(Figure contents as structured data)
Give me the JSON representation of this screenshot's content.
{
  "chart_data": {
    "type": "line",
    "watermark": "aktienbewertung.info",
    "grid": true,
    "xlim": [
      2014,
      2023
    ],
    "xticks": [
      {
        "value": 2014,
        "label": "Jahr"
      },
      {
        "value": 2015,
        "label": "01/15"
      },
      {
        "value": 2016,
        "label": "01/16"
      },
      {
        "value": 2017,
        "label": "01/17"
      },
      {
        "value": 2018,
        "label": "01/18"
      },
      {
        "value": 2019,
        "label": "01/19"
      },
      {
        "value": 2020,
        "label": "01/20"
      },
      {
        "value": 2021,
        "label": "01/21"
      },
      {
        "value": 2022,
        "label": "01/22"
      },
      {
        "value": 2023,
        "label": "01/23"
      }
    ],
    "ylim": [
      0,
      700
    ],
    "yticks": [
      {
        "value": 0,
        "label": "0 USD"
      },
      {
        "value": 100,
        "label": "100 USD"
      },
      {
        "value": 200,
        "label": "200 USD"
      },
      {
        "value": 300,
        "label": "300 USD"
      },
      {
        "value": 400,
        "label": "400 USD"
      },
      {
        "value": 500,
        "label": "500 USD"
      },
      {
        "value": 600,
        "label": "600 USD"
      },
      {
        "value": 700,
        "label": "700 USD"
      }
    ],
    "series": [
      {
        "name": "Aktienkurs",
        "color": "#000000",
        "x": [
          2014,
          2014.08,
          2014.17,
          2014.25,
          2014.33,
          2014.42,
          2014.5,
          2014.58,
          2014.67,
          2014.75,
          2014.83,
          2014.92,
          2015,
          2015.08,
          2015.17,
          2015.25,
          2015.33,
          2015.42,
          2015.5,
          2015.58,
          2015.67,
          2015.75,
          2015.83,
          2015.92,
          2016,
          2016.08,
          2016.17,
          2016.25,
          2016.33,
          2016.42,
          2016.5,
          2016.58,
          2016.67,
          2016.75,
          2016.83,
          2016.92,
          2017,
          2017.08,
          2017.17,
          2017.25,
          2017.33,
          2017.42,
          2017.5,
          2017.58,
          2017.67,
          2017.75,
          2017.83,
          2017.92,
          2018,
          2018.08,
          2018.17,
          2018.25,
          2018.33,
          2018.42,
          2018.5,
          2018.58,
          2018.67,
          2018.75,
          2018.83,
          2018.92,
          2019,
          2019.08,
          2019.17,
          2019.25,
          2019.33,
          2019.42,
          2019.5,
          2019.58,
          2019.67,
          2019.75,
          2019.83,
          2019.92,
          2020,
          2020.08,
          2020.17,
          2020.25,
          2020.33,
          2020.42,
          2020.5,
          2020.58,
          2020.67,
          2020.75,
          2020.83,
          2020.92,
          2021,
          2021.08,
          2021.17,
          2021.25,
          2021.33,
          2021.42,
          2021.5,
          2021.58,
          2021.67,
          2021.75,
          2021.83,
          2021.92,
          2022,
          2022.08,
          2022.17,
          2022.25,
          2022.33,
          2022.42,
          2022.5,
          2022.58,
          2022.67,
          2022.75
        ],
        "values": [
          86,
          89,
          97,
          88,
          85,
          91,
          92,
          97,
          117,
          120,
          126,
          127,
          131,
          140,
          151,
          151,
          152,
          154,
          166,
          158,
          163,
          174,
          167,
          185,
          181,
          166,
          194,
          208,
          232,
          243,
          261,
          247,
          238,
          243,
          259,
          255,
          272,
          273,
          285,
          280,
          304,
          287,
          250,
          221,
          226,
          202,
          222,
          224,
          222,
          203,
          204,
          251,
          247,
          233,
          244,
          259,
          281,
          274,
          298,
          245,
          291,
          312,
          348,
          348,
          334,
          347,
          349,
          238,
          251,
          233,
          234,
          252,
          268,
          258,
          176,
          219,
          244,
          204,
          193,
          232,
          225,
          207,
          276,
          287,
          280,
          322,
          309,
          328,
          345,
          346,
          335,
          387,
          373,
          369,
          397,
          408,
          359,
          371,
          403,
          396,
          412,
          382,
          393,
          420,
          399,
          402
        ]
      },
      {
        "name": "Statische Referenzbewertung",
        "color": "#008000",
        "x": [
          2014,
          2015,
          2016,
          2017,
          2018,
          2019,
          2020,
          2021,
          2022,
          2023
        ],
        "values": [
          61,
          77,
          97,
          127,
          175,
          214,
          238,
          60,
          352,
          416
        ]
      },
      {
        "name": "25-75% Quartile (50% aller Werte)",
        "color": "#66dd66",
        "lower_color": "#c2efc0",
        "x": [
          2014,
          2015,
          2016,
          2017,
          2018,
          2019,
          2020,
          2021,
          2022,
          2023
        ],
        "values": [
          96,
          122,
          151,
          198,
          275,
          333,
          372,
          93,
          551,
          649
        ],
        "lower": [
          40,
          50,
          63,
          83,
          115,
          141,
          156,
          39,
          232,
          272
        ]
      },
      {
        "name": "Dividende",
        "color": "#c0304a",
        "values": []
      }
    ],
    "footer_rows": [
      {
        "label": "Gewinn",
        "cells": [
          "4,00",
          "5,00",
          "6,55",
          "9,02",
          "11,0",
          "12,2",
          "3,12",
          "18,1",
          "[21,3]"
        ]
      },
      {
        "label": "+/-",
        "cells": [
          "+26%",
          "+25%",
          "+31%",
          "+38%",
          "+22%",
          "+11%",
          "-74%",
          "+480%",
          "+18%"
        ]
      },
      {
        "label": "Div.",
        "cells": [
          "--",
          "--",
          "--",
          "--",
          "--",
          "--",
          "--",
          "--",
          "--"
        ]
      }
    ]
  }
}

• **Aim of the task**
Write all of the records out again exactly.

• **Finished answer**
Give me the JSON representation of this screenshot's content.
{
  "chart_data": {
    "type": "line",
    "watermark": "aktienbewertung.info",
    "grid": true,
    "xlim": [
      2014,
      2023
    ],
    "xticks": [
      {
        "value": 2014,
        "label": "Jahr"
      },
      {
        "value": 2015,
        "label": "01/15"
      },
      {
        "value": 2016,
        "label": "01/16"
      },
      {
        "value": 2017,
        "label": "01/17"
      },
      {
        "value": 2018,
        "label": "01/18"
      },
      {
        "value": 2019,
        "label": "01/19"
      },
      {
        "value": 2020,
        "label": "01/20"
      },
      {
        "value": 2021,
        "label": "01/21"
      },
      {
        "value": 2022,
        "label": "01/22"
      },
      {
        "value": 2023,
        "label": "01/23"
      }
    ],
    "ylim": [
      0,
      700
    ],
    "yticks": [
      {
        "value": 0,
        "label": "0 USD"
      },
      {
        "value": 100,
        "label": "100 USD"
      },
      {
        "value": 200,
        "label": "200 USD"
      },
      {
        "value": 300,
        "label": "300 USD"
      },
      {
        "value": 400,
        "label": "400 USD"
      },
      {
        "value": 500,
        "label": "500 USD"
      },
      {
        "value": 600,
        "label": "600 USD"
      },
      {
        "value": 700,
        "label": "700 USD"
      }
    ],
    "series": [
      {
        "name": "Aktienkurs",
        "color": "#000000",
        "x": [
          2014,
          2014.08,
          2014.17,
          2014.25,
          2014.33,
          2014.42,
          2014.5,
          2014.58,
          2014.67,
          2014.75,
          2014.83,
          2014.92,
          2015,
          2015.08,
          2015.17,
          2015.25,
          2015.33,
          2015.42,
          2015.5,
          2015.58,
          2015.67,
          2015.75,
          2015.83,
          2015.92,
          2016,
          2016.08,
          2016.17,
          2016.25,
          2016.33,
          2016.42,
          2016.5,
          2016.58,
          2016.67,
          2016.75,
          2016.83,
          2016.92,
          2017,
          2017.08,
          2017.17,
          2017.25,
          2017.33,
          2017.42,
          2017.5,
          2017.58,
          2017.67,
          2017.75,
          2017.83,
          2017.92,
          2018,
          2018.08,
          2018.17,
          2018.25,
          2018.33,
          2018.42,
          2018.5,
          2018.58,
          2018.67,
          2018.75,
          2018.83,
          2018.92,
          2019,
          2019.08,
          2019.17,
          2019.25,
          2019.33,
          2019.42,
          2019.5,
          2019.58,
          2019.67,
          2019.75,
          2019.83,
          2019.92,
          2020,
          2020.08,
          2020.17,
          2020.25,
          2020.33,
          2020.42,
          2020.5,
          2020.58,
          2020.67,
          2020.75,
          2020.83,
          2020.92,
          2021,
          2021.08,
          2021.17,
          2021.25,
          2021.33,
          2021.42,
          2021.5,
          2021.58,
          2021.67,
          2021.75,
          2021.83,
          2021.92,
          2022,
          2022.08,
          2022.17,
          2022.25,
          2022.33,
          2022.42,
          2022.5,
          2022.58,
          2022.67,
          2022.75
        ],
        "values": [
          86,
          89,
          97,
          88,
          85,
          91,
          92,
          97,
          117,
          120,
          126,
          127,
          131,
          140,
          151,
          151,
          152,
          154,
          166,
          158,
          163,
          174,
          167,
          185,
          181,
          166,
          194,
          208,
          232,
          243,
          261,
          247,
          238,
          243,
          259,
          255,
          272,
          273,
          285,
          280,
          304,
          287,
          250,
          221,
          226,
          202,
          222,
          224,
          222,
          203,
          204,
          251,
          247,
          233,
          244,
          259,
          281,
          274,
          298,
          245,
          291,
          312,
          348,
          348,
          334,
          347,
          349,
          238,
          251,
          233,
          234,
          252,
          268,
          258,
          176,
          219,
          244,
          204,
          193,
          232,
          225,
          207,
          276,
          287,
          280,
          322,
          309,
          328,
          345,
          346,
          335,
          387,
          373,
          369,
          397,
          408,
          359,
          371,
          403,
          396,
          412,
          382,
          393,
          420,
          399,
          402
        ]
      },
      {
        "name": "Statische Referenzbewertung",
        "color": "#008000",
        "x": [
          2014,
          2015,
          2016,
          2017,
          2018,
          2019,
          2020,
          2021,
          2022,
          2023
        ],
        "values": [
          61,
          77,
          97,
          127,
          175,
          214,
          238,
          60,
          352,
          416
        ]
      },
      {
        "name": "25-75% Quartile (50% aller Werte)",
        "color": "#66dd66",
        "lower_color": "#c2efc0",
        "x": [
          2014,
          2015,
          2016,
          2017,
          2018,
          2019,
          2020,
          2021,
          2022,
          2023
        ],
        "values": [
          96,
          122,
          151,
          198,
          275,
          333,
          372,
          93,
          551,
          649
        ],
        "lower": [
          40,
          50,
          63,
          83,
          115,
          141,
          156,
          39,
          232,
          272
        ]
      },
      {
        "name": "Dividende",
        "color": "#c0304a",
        "values": []
      }
    ],
    "footer_rows": [
      {
        "label": "Gewinn",
        "cells": [
          "4,00",
          "5,00",
          "6,55",
          "9,02",
          "11,0",
          "12,2",
          "3,12",
          "18,1",
          "[21,3]"
        ]
      },
      {
        "label": "+/-",
        "cells": [
          "+26%",
          "+25%",
          "+31%",
          "+38%",
          "+22%",
          "+11%",
          "-74%",
          "+480%",
          "+18%"
        ]
      },
      {
        "label": "Div.",
        "cells": [
          "--",
          "--",
          "--",
          "--",
          "--",
          "--",
          "--",
          "--",
          "--"
        ]
      }
    ]
  }
}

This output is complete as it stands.